SELECTED EXTRACT Start Marker

1. This drug can produce acute hypersensitivity reactions due to its vehicle, Cremophor-EL.
A. Paclitaxel B. Docetaxel C. Vinblastine D. Vincristine
2. Skin testing prior to administration of this drug is required due to hypersensitivity reactions.
A. Bleomycin B. Cisplatin C. L-asparaginase D. Exemestane
3. What antidote is given to a patient who experienced hemorrhagic cystitis after treatment with cyclophosphamide?
A. Dexrazoxane B. MESNA C. Amifostine D. Potion from Quiapo
4. Which drug requires co-administration of hydrocortisone due to its inhibition of the aromatase enzyme necessary
for steroidogenesis?
A. Anastrozole B. Exemestane C. Aminoglutethimide D. Letrozole
5. The chemotherapy undertaken by this patient caused dilated cardiomyopathy. Which drug was most likely
responsible for this toxicity?

SELECTED EXTRACT End Marker
RECORDED DATA Start Marker

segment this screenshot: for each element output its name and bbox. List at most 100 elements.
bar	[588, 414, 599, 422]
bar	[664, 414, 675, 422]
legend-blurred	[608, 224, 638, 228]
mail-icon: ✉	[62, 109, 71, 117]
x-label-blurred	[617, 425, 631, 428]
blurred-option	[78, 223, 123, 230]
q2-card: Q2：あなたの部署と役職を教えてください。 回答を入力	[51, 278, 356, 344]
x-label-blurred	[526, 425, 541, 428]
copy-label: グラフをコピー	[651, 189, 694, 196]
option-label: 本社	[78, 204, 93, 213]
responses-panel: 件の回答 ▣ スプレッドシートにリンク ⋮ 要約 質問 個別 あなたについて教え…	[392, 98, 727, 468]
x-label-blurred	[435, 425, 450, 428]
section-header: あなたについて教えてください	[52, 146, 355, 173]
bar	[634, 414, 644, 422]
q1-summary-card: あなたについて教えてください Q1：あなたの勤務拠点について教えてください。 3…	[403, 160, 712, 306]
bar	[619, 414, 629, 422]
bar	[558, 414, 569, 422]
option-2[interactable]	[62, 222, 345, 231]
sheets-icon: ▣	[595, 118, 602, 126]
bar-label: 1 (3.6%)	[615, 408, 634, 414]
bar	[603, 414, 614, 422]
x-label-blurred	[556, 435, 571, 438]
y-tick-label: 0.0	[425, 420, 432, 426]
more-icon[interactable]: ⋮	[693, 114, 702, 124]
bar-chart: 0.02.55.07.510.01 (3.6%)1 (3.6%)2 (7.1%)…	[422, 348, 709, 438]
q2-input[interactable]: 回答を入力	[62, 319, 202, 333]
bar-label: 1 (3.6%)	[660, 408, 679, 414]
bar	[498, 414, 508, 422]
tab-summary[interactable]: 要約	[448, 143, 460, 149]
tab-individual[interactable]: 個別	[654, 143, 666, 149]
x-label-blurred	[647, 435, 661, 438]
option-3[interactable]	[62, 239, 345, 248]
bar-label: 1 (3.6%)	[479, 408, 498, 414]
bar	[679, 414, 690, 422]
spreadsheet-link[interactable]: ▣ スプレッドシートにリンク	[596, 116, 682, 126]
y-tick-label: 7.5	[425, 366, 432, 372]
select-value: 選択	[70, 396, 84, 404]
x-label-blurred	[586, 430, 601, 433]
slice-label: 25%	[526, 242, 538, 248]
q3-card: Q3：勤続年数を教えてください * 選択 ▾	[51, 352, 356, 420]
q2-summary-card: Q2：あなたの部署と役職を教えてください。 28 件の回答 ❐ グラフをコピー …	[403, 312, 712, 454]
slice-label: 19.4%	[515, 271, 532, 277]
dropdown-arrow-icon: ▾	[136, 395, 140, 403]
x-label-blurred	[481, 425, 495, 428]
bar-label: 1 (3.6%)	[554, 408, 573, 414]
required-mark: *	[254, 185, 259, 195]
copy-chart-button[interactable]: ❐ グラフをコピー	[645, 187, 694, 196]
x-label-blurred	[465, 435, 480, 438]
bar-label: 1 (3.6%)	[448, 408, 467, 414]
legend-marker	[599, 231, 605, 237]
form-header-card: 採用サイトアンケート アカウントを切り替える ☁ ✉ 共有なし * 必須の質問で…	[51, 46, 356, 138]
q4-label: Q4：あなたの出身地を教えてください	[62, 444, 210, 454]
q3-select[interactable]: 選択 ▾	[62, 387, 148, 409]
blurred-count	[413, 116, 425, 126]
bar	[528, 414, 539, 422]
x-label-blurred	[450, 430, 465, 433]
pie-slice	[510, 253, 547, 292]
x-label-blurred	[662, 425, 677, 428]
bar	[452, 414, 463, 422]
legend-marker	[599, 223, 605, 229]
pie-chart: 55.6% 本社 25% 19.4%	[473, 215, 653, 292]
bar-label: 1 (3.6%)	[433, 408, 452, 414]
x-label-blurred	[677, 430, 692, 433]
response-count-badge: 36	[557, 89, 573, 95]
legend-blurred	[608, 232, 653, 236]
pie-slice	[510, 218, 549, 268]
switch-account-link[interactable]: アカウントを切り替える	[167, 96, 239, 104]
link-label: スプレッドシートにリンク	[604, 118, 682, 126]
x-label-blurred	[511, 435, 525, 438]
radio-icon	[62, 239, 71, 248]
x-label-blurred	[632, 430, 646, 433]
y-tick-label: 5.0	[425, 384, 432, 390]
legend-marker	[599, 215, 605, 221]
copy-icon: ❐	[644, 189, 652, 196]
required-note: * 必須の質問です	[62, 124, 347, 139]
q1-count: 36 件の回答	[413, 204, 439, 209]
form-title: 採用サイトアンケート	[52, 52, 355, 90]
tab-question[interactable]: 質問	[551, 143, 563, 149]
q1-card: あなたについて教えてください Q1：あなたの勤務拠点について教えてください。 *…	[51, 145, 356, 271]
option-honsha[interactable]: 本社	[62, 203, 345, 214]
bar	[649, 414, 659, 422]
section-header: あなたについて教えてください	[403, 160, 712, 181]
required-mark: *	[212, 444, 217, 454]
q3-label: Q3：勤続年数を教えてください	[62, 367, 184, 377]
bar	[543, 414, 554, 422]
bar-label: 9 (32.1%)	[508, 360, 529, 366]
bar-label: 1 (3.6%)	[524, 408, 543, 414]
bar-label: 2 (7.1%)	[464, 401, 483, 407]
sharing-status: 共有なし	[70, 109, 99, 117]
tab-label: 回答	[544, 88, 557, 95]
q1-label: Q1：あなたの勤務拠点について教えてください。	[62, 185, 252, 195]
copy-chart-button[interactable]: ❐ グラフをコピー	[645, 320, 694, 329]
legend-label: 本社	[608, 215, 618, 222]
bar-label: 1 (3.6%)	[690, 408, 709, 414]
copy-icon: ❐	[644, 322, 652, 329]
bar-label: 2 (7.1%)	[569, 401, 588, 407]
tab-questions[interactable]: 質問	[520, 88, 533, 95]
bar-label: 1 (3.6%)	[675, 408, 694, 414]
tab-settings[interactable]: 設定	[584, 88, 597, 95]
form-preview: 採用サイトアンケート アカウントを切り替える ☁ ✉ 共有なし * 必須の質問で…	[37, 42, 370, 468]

RECORDED DATA End Marker

◆ **COMPLETE THE FOLLOWING**:
1. In the chemotherapy quiz, which four drugs are given as the answer choices for the first question?
2. Update the chemotherapy quiz by reproducing the passage starting at "A. Anastrozole B." and ending at "for this toxicity?", with "chemotherapy" changed to "cancer treatment".

◆ **SOLUTION LIST**:
1. Paclitaxel, Docetaxel, Vinblastine, and Vincristine.

2.
A. Anastrozole B. Exemestane C. Aminoglutethimide D. Letrozole
5. The cancer treatment undertaken by this patient caused dilated cardiomyopathy. Which drug was most likely
responsible for this toxicity?